= Task statement =
Find each line with the word "icon" and say how many there are, nothing else.

= Figure contents as structured data =
◇ ◇ ◇ ◇ ◇

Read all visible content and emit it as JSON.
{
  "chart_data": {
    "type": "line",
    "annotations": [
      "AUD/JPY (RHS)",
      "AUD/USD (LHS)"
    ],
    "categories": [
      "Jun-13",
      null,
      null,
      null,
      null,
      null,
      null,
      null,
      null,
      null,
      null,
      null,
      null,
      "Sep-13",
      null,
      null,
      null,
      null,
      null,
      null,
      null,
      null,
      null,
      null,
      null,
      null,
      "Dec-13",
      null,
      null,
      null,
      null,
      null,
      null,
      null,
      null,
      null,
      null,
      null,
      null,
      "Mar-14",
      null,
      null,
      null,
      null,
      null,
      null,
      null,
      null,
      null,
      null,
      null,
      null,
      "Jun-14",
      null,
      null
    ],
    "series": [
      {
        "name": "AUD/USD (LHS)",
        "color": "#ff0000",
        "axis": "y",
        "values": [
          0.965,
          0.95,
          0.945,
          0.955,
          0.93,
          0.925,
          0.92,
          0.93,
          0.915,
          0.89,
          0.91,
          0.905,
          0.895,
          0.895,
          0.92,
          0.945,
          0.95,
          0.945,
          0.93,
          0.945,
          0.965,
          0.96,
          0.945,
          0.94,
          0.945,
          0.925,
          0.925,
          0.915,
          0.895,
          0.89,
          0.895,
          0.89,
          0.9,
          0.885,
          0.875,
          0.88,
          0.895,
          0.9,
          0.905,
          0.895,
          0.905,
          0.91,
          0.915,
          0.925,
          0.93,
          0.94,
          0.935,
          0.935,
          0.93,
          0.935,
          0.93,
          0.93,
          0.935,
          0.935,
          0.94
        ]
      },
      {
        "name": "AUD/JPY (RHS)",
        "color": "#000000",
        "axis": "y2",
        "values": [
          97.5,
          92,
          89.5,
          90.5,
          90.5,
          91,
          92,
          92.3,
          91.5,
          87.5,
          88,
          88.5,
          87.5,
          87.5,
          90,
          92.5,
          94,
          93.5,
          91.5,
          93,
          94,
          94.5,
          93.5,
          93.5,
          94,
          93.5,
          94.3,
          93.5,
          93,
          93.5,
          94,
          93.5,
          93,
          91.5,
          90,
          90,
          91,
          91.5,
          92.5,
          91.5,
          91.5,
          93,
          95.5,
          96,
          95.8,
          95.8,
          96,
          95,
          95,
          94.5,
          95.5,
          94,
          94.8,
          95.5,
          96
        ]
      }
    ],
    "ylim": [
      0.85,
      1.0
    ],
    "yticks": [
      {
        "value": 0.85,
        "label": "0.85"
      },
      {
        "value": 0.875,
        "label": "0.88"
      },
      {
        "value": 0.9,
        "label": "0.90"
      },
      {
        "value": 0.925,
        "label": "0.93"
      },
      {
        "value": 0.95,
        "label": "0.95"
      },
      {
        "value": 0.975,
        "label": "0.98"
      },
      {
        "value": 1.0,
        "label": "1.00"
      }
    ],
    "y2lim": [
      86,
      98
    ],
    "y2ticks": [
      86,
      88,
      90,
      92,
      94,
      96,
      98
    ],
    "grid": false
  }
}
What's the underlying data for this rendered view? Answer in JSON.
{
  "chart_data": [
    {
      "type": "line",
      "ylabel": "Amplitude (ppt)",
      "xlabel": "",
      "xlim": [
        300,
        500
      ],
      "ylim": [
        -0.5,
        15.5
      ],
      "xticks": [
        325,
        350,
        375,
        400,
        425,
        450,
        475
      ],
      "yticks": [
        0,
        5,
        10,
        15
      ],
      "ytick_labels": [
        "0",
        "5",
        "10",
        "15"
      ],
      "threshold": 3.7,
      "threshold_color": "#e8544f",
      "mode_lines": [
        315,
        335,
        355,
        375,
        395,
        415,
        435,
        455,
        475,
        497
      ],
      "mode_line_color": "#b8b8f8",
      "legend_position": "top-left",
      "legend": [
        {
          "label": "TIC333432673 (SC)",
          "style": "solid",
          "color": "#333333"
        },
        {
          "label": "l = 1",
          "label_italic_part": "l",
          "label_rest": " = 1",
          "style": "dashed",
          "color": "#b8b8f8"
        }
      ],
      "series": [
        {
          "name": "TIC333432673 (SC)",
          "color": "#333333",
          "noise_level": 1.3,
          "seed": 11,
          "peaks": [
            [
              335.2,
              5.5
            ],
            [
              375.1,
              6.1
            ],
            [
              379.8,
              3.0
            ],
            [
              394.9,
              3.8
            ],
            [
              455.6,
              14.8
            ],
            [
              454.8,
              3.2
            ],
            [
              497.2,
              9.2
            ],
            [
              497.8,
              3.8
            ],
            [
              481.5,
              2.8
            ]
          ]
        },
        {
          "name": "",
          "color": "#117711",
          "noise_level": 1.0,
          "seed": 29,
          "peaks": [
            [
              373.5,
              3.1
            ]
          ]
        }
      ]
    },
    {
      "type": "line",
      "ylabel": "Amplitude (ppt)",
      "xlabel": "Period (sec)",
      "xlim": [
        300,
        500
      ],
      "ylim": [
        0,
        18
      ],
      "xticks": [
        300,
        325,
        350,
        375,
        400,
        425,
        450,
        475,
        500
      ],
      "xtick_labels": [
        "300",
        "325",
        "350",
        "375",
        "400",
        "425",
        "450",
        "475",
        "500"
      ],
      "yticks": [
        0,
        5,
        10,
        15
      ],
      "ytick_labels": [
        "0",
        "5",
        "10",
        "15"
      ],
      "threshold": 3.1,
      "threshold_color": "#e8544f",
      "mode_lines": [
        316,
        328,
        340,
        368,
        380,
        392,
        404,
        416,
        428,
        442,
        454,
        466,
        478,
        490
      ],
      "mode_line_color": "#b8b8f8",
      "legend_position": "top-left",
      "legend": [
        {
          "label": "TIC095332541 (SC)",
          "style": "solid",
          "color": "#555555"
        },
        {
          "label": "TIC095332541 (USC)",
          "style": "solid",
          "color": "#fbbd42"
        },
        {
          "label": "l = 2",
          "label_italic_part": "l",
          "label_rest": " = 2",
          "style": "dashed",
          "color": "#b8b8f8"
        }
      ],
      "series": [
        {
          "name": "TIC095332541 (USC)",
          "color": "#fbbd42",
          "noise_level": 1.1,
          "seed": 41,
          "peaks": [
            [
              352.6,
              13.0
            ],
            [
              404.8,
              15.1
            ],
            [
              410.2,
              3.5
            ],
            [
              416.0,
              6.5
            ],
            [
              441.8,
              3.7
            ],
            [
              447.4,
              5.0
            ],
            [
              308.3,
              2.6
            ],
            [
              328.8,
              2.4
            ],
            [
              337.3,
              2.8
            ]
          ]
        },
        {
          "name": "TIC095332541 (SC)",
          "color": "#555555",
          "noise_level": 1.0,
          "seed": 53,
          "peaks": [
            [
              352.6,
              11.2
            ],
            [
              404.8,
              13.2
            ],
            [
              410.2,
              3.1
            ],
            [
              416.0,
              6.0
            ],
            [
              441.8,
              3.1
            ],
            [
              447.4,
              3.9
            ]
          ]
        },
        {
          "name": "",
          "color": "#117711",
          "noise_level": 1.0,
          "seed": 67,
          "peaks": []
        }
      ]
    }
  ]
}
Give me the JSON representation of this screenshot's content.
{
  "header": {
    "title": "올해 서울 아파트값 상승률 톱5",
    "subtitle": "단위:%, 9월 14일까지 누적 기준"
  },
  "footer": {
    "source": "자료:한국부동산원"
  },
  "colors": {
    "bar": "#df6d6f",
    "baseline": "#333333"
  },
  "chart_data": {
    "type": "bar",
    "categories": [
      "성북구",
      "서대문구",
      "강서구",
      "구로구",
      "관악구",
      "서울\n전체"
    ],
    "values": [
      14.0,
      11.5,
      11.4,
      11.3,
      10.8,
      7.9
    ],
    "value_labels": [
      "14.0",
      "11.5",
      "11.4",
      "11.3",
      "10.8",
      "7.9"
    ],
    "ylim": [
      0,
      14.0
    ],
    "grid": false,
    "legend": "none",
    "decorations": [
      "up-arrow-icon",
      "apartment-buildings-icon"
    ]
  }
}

◇ ◇ ◇ ◇ ◇

= Final answer =
2